INPUT DATA:

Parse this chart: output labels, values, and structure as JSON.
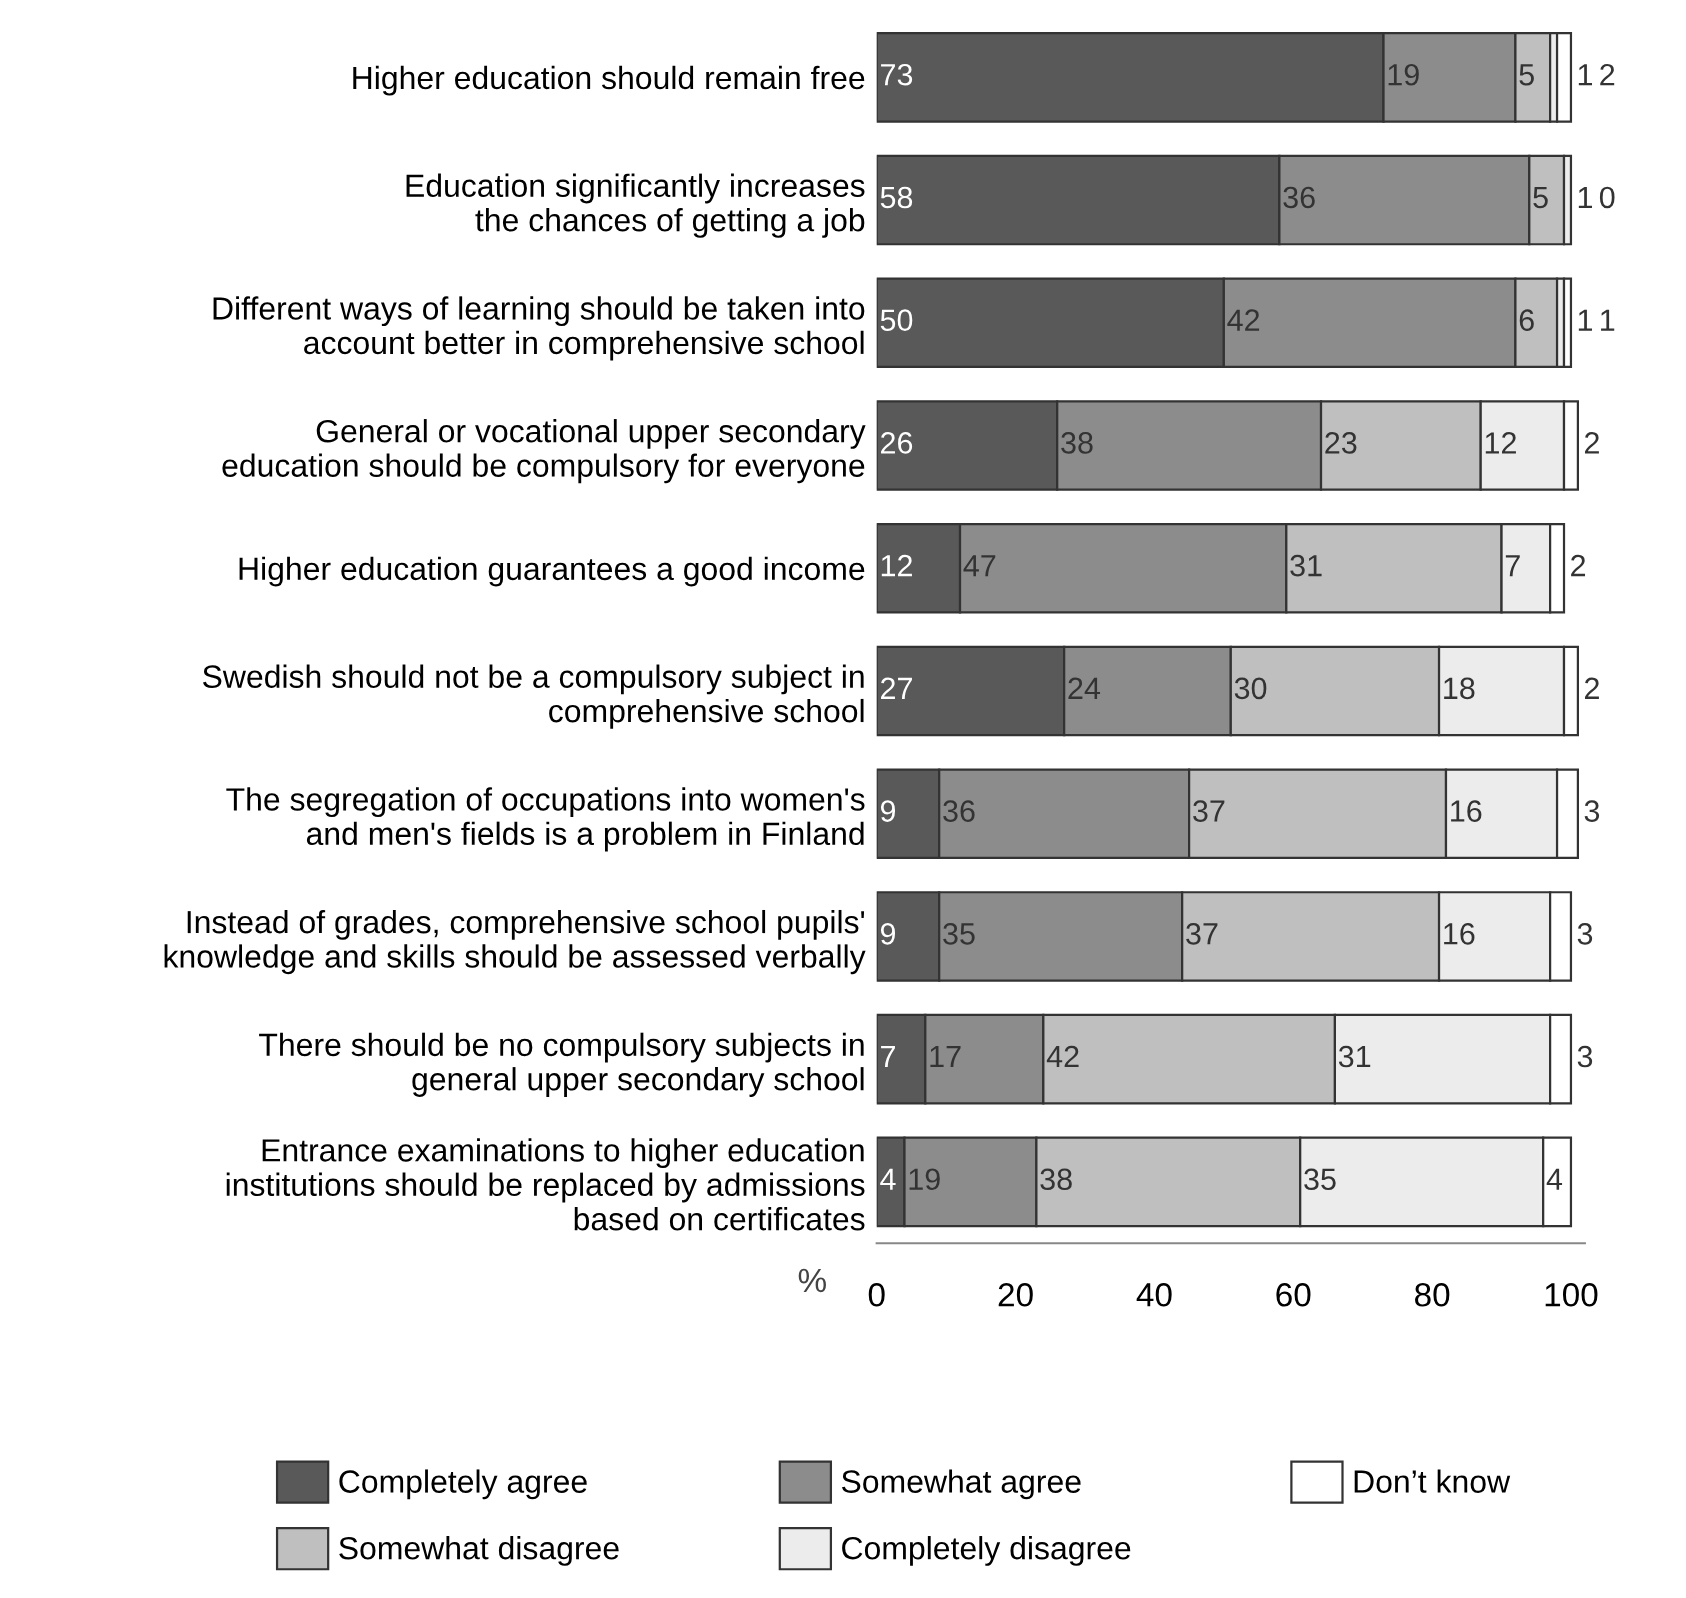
{
  "chart_data": {
    "type": "bar",
    "orientation": "horizontal",
    "stacked": true,
    "data_labels": true,
    "grid": false,
    "legend": "bottom",
    "xlabel": "%",
    "categories": [
      "Higher education should remain free",
      "Education significantly increases\nthe chances of getting a job",
      "Different ways of learning should be taken into\naccount better in comprehensive school",
      "General or vocational upper secondary\neducation should be compulsory for everyone",
      "Higher education guarantees a good income",
      "Swedish should not be a compulsory subject in\ncomprehensive school",
      "The segregation of occupations into women's\nand men's fields is a problem in Finland",
      "Instead of grades, comprehensive school pupils'\nknowledge and skills should be assessed verbally",
      "There should be no compulsory subjects in\ngeneral upper secondary school",
      "Entrance examinations to higher education\ninstitutions should be replaced by admissions\nbased on certificates"
    ],
    "xlim": [
      0,
      102
    ],
    "xticks": [
      0,
      20,
      40,
      60,
      80,
      100
    ],
    "series": [
      {
        "name": "Completely agree",
        "color": "#595959",
        "values": [
          73,
          58,
          50,
          26,
          12,
          27,
          9,
          9,
          7,
          4
        ]
      },
      {
        "name": "Somewhat agree",
        "color": "#8c8c8c",
        "values": [
          19,
          36,
          42,
          38,
          47,
          24,
          36,
          35,
          17,
          19
        ]
      },
      {
        "name": "Somewhat disagree",
        "color": "#bfbfbf",
        "values": [
          5,
          5,
          6,
          23,
          31,
          30,
          37,
          37,
          42,
          38
        ]
      },
      {
        "name": "Completely disagree",
        "color": "#ececec",
        "values": [
          1,
          1,
          1,
          12,
          7,
          18,
          16,
          16,
          31,
          35
        ]
      },
      {
        "name": "Don’t know",
        "color": "#ffffff",
        "values": [
          2,
          0,
          1,
          2,
          2,
          2,
          3,
          3,
          3,
          4
        ]
      }
    ]
  }
}
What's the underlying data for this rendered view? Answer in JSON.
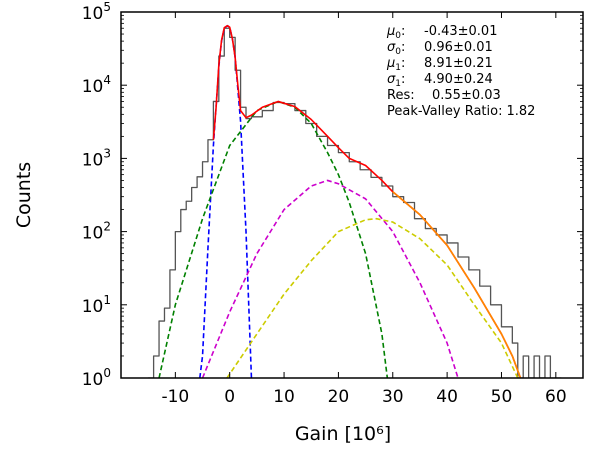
{
  "chart_data": {
    "type": "line",
    "xlabel": "Gain [10⁶]",
    "ylabel": "Counts",
    "xlim": [
      -20,
      65
    ],
    "ylim": [
      1,
      100000
    ],
    "yscale": "log",
    "grid": false,
    "xticks": [
      -10,
      0,
      10,
      20,
      30,
      40,
      50,
      60
    ],
    "xtick_labels": [
      "-10",
      "0",
      "10",
      "20",
      "30",
      "40",
      "50",
      "60"
    ],
    "yticks": [
      1,
      10,
      100,
      1000,
      10000,
      100000
    ],
    "ytick_labels": [
      {
        "base": "10",
        "exp": "0"
      },
      {
        "base": "10",
        "exp": "1"
      },
      {
        "base": "10",
        "exp": "2"
      },
      {
        "base": "10",
        "exp": "3"
      },
      {
        "base": "10",
        "exp": "4"
      },
      {
        "base": "10",
        "exp": "5"
      }
    ],
    "stats": [
      {
        "sym": "μ",
        "sub": "0",
        "sep": ":",
        "value": "-0.43±0.01"
      },
      {
        "sym": "σ",
        "sub": "0",
        "sep": ":",
        "value": "0.96±0.01"
      },
      {
        "sym": "μ",
        "sub": "1",
        "sep": ":",
        "value": "8.91±0.21"
      },
      {
        "sym": "σ",
        "sub": "1",
        "sep": ":",
        "value": "4.90±0.24"
      },
      {
        "sym": "Res:",
        "sub": "",
        "sep": "",
        "value": "0.55±0.03"
      },
      {
        "sym": "Peak-Valley Ratio:",
        "sub": "",
        "sep": "",
        "value": "1.82"
      }
    ],
    "series": [
      {
        "style": "step",
        "color": "#555555",
        "x": [
          -15,
          -14,
          -13,
          -12,
          -11,
          -10,
          -9,
          -8,
          -7,
          -6,
          -5,
          -4,
          -3,
          -2,
          -1,
          0,
          1,
          2,
          3,
          4,
          6,
          8,
          10,
          12,
          14,
          16,
          18,
          20,
          22,
          24,
          26,
          28,
          30,
          32,
          34,
          36,
          38,
          40,
          42,
          44,
          46,
          48,
          50,
          52,
          53,
          54,
          55,
          56,
          57,
          58,
          59,
          60
        ],
        "y": [
          1,
          2,
          6,
          9,
          30,
          100,
          200,
          260,
          400,
          560,
          900,
          1800,
          6000,
          25000,
          60000,
          45000,
          16000,
          5000,
          3500,
          3700,
          4500,
          5800,
          5600,
          4500,
          3000,
          2000,
          1500,
          1200,
          900,
          700,
          550,
          420,
          300,
          250,
          150,
          110,
          90,
          70,
          45,
          30,
          18,
          10,
          5,
          3,
          1,
          2,
          1,
          2,
          1,
          2,
          1,
          1
        ]
      },
      {
        "style": "dashed",
        "color": "#0000ff",
        "x": [
          -5.5,
          -5,
          -4,
          -3,
          -2,
          -1.5,
          -1,
          -0.43,
          0,
          0.5,
          1,
          2,
          3,
          4
        ],
        "y": [
          1,
          2,
          60,
          1500,
          18000,
          40000,
          60000,
          65000,
          62000,
          43000,
          24000,
          3200,
          100,
          1
        ]
      },
      {
        "style": "dashed",
        "color": "#008000",
        "x": [
          -13,
          -10,
          -5,
          0,
          5,
          8.91,
          12,
          15,
          18,
          20,
          22,
          25,
          28,
          29
        ],
        "y": [
          1,
          10,
          150,
          1500,
          4500,
          6000,
          5000,
          3000,
          1200,
          600,
          250,
          50,
          4,
          1
        ]
      },
      {
        "style": "dashed",
        "color": "#cc00cc",
        "x": [
          -5,
          0,
          5,
          10,
          15,
          18,
          20,
          25,
          30,
          35,
          40,
          42
        ],
        "y": [
          1,
          8,
          50,
          200,
          420,
          500,
          450,
          280,
          100,
          20,
          3,
          1
        ]
      },
      {
        "style": "dashed",
        "color": "#cccc00",
        "x": [
          -0.5,
          5,
          10,
          15,
          20,
          25,
          27,
          30,
          35,
          40,
          45,
          50,
          53
        ],
        "y": [
          1,
          4,
          14,
          40,
          100,
          145,
          150,
          135,
          80,
          35,
          10,
          3,
          1
        ]
      },
      {
        "style": "solid",
        "color": "#ff0000",
        "x": [
          -3,
          -2.5,
          -2,
          -1.5,
          -1,
          -0.43,
          0,
          0.5,
          1,
          1.5,
          2,
          3,
          4,
          6,
          8.91,
          12,
          15,
          18,
          20,
          22,
          25,
          28,
          30,
          35,
          40,
          45,
          50,
          52,
          53.5
        ],
        "y": [
          1800,
          5000,
          19000,
          41000,
          61000,
          65000,
          62000,
          43000,
          24000,
          10000,
          4500,
          3600,
          3900,
          5000,
          6000,
          5100,
          3400,
          2000,
          1400,
          1000,
          800,
          500,
          350,
          170,
          65,
          17,
          4,
          2,
          1
        ]
      },
      {
        "style": "solid",
        "color": "#ff8800",
        "x": [
          30,
          35,
          40,
          45,
          50,
          52,
          53.5
        ],
        "y": [
          350,
          170,
          65,
          17,
          4,
          2,
          1
        ]
      }
    ]
  }
}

SHORT PROBLEM:
With the pictures omitted, reproduce the records in full and exactly.

FULL ANSWER:
Parse this chart: output labels, values, and structure as JSON.
{
  "chart_data": {
    "type": "bar",
    "orientation": "horizontal",
    "stacked": true,
    "data_labels": true,
    "grid": false,
    "legend": "bottom",
    "xlabel": "%",
    "categories": [
      "Higher education should remain free",
      "Education significantly increases\nthe chances of getting a job",
      "Different ways of learning should be taken into\naccount better in comprehensive school",
      "General or vocational upper secondary\neducation should be compulsory for everyone",
      "Higher education guarantees a good income",
      "Swedish should not be a compulsory subject in\ncomprehensive school",
      "The segregation of occupations into women's\nand men's fields is a problem in Finland",
      "Instead of grades, comprehensive school pupils'\nknowledge and skills should be assessed verbally",
      "There should be no compulsory subjects in\ngeneral upper secondary school",
      "Entrance examinations to higher education\ninstitutions should be replaced by admissions\nbased on certificates"
    ],
    "xlim": [
      0,
      102
    ],
    "xticks": [
      0,
      20,
      40,
      60,
      80,
      100
    ],
    "series": [
      {
        "name": "Completely agree",
        "color": "#595959",
        "values": [
          73,
          58,
          50,
          26,
          12,
          27,
          9,
          9,
          7,
          4
        ]
      },
      {
        "name": "Somewhat agree",
        "color": "#8c8c8c",
        "values": [
          19,
          36,
          42,
          38,
          47,
          24,
          36,
          35,
          17,
          19
        ]
      },
      {
        "name": "Somewhat disagree",
        "color": "#bfbfbf",
        "values": [
          5,
          5,
          6,
          23,
          31,
          30,
          37,
          37,
          42,
          38
        ]
      },
      {
        "name": "Completely disagree",
        "color": "#ececec",
        "values": [
          1,
          1,
          1,
          12,
          7,
          18,
          16,
          16,
          31,
          35
        ]
      },
      {
        "name": "Don’t know",
        "color": "#ffffff",
        "values": [
          2,
          0,
          1,
          2,
          2,
          2,
          3,
          3,
          3,
          4
        ]
      }
    ]
  }
}
What's the underlying data for this rendered view? Answer in JSON.
{
  "chart_data": {
    "type": "line",
    "xlabel": "Gain [10⁶]",
    "ylabel": "Counts",
    "xlim": [
      -20,
      65
    ],
    "ylim": [
      1,
      100000
    ],
    "yscale": "log",
    "grid": false,
    "xticks": [
      -10,
      0,
      10,
      20,
      30,
      40,
      50,
      60
    ],
    "xtick_labels": [
      "-10",
      "0",
      "10",
      "20",
      "30",
      "40",
      "50",
      "60"
    ],
    "yticks": [
      1,
      10,
      100,
      1000,
      10000,
      100000
    ],
    "ytick_labels": [
      {
        "base": "10",
        "exp": "0"
      },
      {
        "base": "10",
        "exp": "1"
      },
      {
        "base": "10",
        "exp": "2"
      },
      {
        "base": "10",
        "exp": "3"
      },
      {
        "base": "10",
        "exp": "4"
      },
      {
        "base": "10",
        "exp": "5"
      }
    ],
    "stats": [
      {
        "sym": "μ",
        "sub": "0",
        "sep": ":",
        "value": "-0.43±0.01"
      },
      {
        "sym": "σ",
        "sub": "0",
        "sep": ":",
        "value": "0.96±0.01"
      },
      {
        "sym": "μ",
        "sub": "1",
        "sep": ":",
        "value": "8.91±0.21"
      },
      {
        "sym": "σ",
        "sub": "1",
        "sep": ":",
        "value": "4.90±0.24"
      },
      {
        "sym": "Res:",
        "sub": "",
        "sep": "",
        "value": "0.55±0.03"
      },
      {
        "sym": "Peak-Valley Ratio:",
        "sub": "",
        "sep": "",
        "value": "1.82"
      }
    ],
    "series": [
      {
        "style": "step",
        "color": "#555555",
        "x": [
          -15,
          -14,
          -13,
          -12,
          -11,
          -10,
          -9,
          -8,
          -7,
          -6,
          -5,
          -4,
          -3,
          -2,
          -1,
          0,
          1,
          2,
          3,
          4,
          6,
          8,
          10,
          12,
          14,
          16,
          18,
          20,
          22,
          24,
          26,
          28,
          30,
          32,
          34,
          36,
          38,
          40,
          42,
          44,
          46,
          48,
          50,
          52,
          53,
          54,
          55,
          56,
          57,
          58,
          59,
          60
        ],
        "y": [
          1,
          2,
          6,
          9,
          30,
          100,
          200,
          260,
          400,
          560,
          900,
          1800,
          6000,
          25000,
          60000,
          45000,
          16000,
          5000,
          3500,
          3700,
          4500,
          5800,
          5600,
          4500,
          3000,
          2000,
          1500,
          1200,
          900,
          700,
          550,
          420,
          300,
          250,
          150,
          110,
          90,
          70,
          45,
          30,
          18,
          10,
          5,
          3,
          1,
          2,
          1,
          2,
          1,
          2,
          1,
          1
        ]
      },
      {
        "style": "dashed",
        "color": "#0000ff",
        "x": [
          -5.5,
          -5,
          -4,
          -3,
          -2,
          -1.5,
          -1,
          -0.43,
          0,
          0.5,
          1,
          2,
          3,
          4
        ],
        "y": [
          1,
          2,
          60,
          1500,
          18000,
          40000,
          60000,
          65000,
          62000,
          43000,
          24000,
          3200,
          100,
          1
        ]
      },
      {
        "style": "dashed",
        "color": "#008000",
        "x": [
          -13,
          -10,
          -5,
          0,
          5,
          8.91,
          12,
          15,
          18,
          20,
          22,
          25,
          28,
          29
        ],
        "y": [
          1,
          10,
          150,
          1500,
          4500,
          6000,
          5000,
          3000,
          1200,
          600,
          250,
          50,
          4,
          1
        ]
      },
      {
        "style": "dashed",
        "color": "#cc00cc",
        "x": [
          -5,
          0,
          5,
          10,
          15,
          18,
          20,
          25,
          30,
          35,
          40,
          42
        ],
        "y": [
          1,
          8,
          50,
          200,
          420,
          500,
          450,
          280,
          100,
          20,
          3,
          1
        ]
      },
      {
        "style": "dashed",
        "color": "#cccc00",
        "x": [
          -0.5,
          5,
          10,
          15,
          20,
          25,
          27,
          30,
          35,
          40,
          45,
          50,
          53
        ],
        "y": [
          1,
          4,
          14,
          40,
          100,
          145,
          150,
          135,
          80,
          35,
          10,
          3,
          1
        ]
      },
      {
        "style": "solid",
        "color": "#ff0000",
        "x": [
          -3,
          -2.5,
          -2,
          -1.5,
          -1,
          -0.43,
          0,
          0.5,
          1,
          1.5,
          2,
          3,
          4,
          6,
          8.91,
          12,
          15,
          18,
          20,
          22,
          25,
          28,
          30,
          35,
          40,
          45,
          50,
          52,
          53.5
        ],
        "y": [
          1800,
          5000,
          19000,
          41000,
          61000,
          65000,
          62000,
          43000,
          24000,
          10000,
          4500,
          3600,
          3900,
          5000,
          6000,
          5100,
          3400,
          2000,
          1400,
          1000,
          800,
          500,
          350,
          170,
          65,
          17,
          4,
          2,
          1
        ]
      },
      {
        "style": "solid",
        "color": "#ff8800",
        "x": [
          30,
          35,
          40,
          45,
          50,
          52,
          53.5
        ],
        "y": [
          350,
          170,
          65,
          17,
          4,
          2,
          1
        ]
      }
    ]
  }
}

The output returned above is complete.